- [Written instruction] Output the data that follows exactly, line for line.

Records from a dataset
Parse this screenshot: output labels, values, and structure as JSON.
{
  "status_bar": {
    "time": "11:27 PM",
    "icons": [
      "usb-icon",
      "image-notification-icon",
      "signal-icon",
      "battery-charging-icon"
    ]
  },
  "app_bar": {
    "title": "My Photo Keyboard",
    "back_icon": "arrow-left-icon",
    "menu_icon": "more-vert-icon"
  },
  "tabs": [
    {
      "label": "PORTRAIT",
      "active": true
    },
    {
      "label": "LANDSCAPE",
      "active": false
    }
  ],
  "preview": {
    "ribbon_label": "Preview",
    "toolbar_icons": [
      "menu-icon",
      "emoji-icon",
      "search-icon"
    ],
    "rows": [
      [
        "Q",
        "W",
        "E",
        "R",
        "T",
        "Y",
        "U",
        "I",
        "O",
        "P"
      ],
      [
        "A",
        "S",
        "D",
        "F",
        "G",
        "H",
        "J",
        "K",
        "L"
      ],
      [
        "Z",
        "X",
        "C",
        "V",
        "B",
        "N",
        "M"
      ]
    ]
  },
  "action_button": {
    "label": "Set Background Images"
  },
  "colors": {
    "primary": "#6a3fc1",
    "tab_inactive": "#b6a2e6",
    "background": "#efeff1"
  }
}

- [Full response]
Parse this screenshot: output labels, values, and structure as JSON.
{
  "status_bar": {
    "time": "11:27 PM",
    "icons": [
      "usb-icon",
      "image-notification-icon",
      "signal-icon",
      "battery-charging-icon"
    ]
  },
  "app_bar": {
    "title": "My Photo Keyboard",
    "back_icon": "arrow-left-icon",
    "menu_icon": "more-vert-icon"
  },
  "tabs": [
    {
      "label": "PORTRAIT",
      "active": true
    },
    {
      "label": "LANDSCAPE",
      "active": false
    }
  ],
  "preview": {
    "ribbon_label": "Preview",
    "toolbar_icons": [
      "menu-icon",
      "emoji-icon",
      "search-icon"
    ],
    "rows": [
      [
        "Q",
        "W",
        "E",
        "R",
        "T",
        "Y",
        "U",
        "I",
        "O",
        "P"
      ],
      [
        "A",
        "S",
        "D",
        "F",
        "G",
        "H",
        "J",
        "K",
        "L"
      ],
      [
        "Z",
        "X",
        "C",
        "V",
        "B",
        "N",
        "M"
      ]
    ]
  },
  "action_button": {
    "label": "Set Background Images"
  },
  "colors": {
    "primary": "#6a3fc1",
    "tab_inactive": "#b6a2e6",
    "background": "#efeff1"
  }
}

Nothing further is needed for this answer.